╭─ Trecho fornecido

O fio condutor da obra é o olhar
de Bebo Valdés, um pianista cubano octogenário, de quem Trueba produziu "Lágrimas Negras",
o premiado disco feito em parceria com o guitarrista de flamenco
Diego "El Cigala". Quando soube
que o sonho de Valdés era conhecer a Bahia, o diretor percebeu
que tinha um enredo na mão.
Trueba se comprometeu a exibir o filme em primeira mão aos
moradores do Candeal. A idéia é
montar uma projeção ao ar livre,
no dia 11 de setembro, no meio da
favela, no marco da Jornada Internacional de Cinema da Bahia.
Depois disso, "O Milagre do Candeal" será exibido nos cinemas.
De Madri, Trueba falou à Folha.
Folha - O que há de documentário
e o que há de ficção em "O Milagre
do Candeal"?
Trueba - O documentário está
em que todo mundo interpreta a
si mesmo. A ficção está na maneira de rodar e no fato de que as cenas são provocadas, não são casuais. O filme rompe essa fronteira entre ficção e documentário, e a
música tem uma participação importante nisso. Classifico o filme
como um "musical social".
Folha - Qual é a participação de
Bebo Valdés?
Trueba - Valdés é um personagem de fora, ele mesmo, um músico cubano de 85 anos, exilado há
45. Vai a Salvador em busca de
suas raízes africanas e conhece
um músico que o leva até o Candeal. É o personagem condutor.
Através de seus olhos, descobrimos o Candeal e sua música.
Folha - Na Europa, se conhece
muito a bossa nova, mas talvez não
tanto a música feita na Bahia. Você
acha que o público europeu vai se
surpreender com o filme?
Trueba - Mais que surpreender,
espero que o filme contagie de
amor o público. Acho que é um
filme otimista, vitalista. E espero
que descubram mais coisas do
Brasil e o amem ainda mais.
Folha - Como em "Sedução", você
e sua equipe viveram na mesma casa durante as filmagens. É saudável essa convivência intensiva?

╰─
╭─ Linhas de dados

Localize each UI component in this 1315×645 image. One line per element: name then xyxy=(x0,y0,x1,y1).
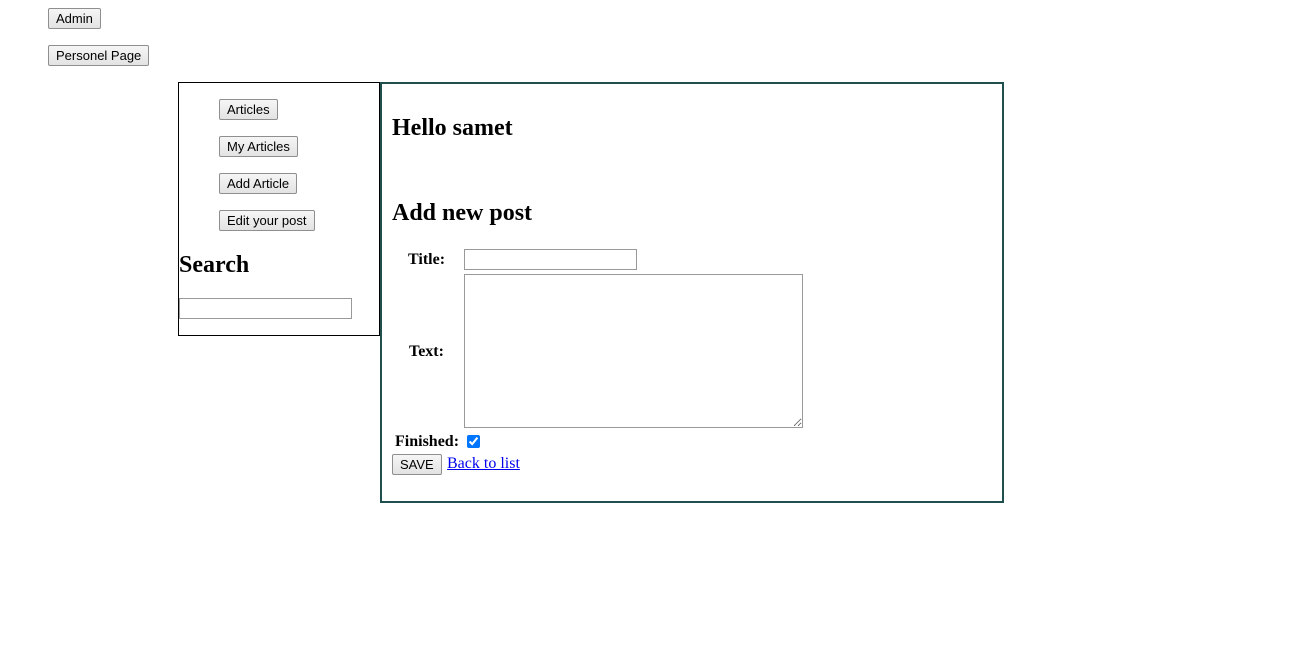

╰─

◆ **Objetivo 1**: Segundo o texto sobre "O Milagre do Candeal", o que há de documentário e o que há de ficção no filme? Responda em até três frases.
◆ **Objetivo 2**: No texto sobre "O Milagre do Candeal", em que data está prevista a projeção ao ar livre para os moradores do Candeal?
◆ **Objetivo 3**: Continue o texto sobre "O Milagre do Candeal" a partir do ponto em que ele termina.

◆ **Resposta 1**: O lado documental está no fato de que todo mundo interpreta a si mesmo. A ficção está na maneira de rodar e em as cenas serem provocadas, e não casuais.

◆ **Resposta 2**: No dia 11 de setembro.

◆ **Resposta 3**:
Trueba - Quando você filma fora
de sua cidade, convive mais com a
equipe, não está olhando no relógio para ver que hora vai voltar
para a casa. Sua vida é o filme. Se
além disso vivemos todos juntos,
a equipe vira uma família. Acho
que deveria ser sempre assim. Se o
seu filme não é o mais importante, você não deve fazer filmes.
Folha - Como conheceu o trabalho de Carlinhos Brown?
Trueba - Conheço a música de
Carlinhos Brown desde seu primeiro disco, "Alfagamabetizado".
Caetano também tinha me falado
do trabalho de Carlinhos na comunidade. Carlos López, presidente da BMG da Espanha, nos
apresentou e disse que eu precisava visitar o Candeal. Minha primeira viagem foi há um ano. Depois voltei em dezembro. E em janeiro começamos as filmagens.
Folha - O que chamou sua atenção no Candeal?
Trueba - O talento e a beleza das
pessoas de lá. A transformação do
bairro através da música e o trabalho da comunidade. O milagre
de poder passear pelas ruas a
qualquer hora, livre de crimes e
armas. É uma comunidade exemplar, ainda que tenha problemas.
Folha - Em que o Candeal se diferencia de outras favelas do Brasil?
Trueba - No Candeal, você pode
caminhar tranqüilo, sentar para
conversar com as pessoas. Me sinto mais seguro lá do que em Madri, Paris ou Nova York.
Folha - Você diz que considera o
Candeal como sua cidade, que conhece mais gente lá do que no bairro onde nasceu.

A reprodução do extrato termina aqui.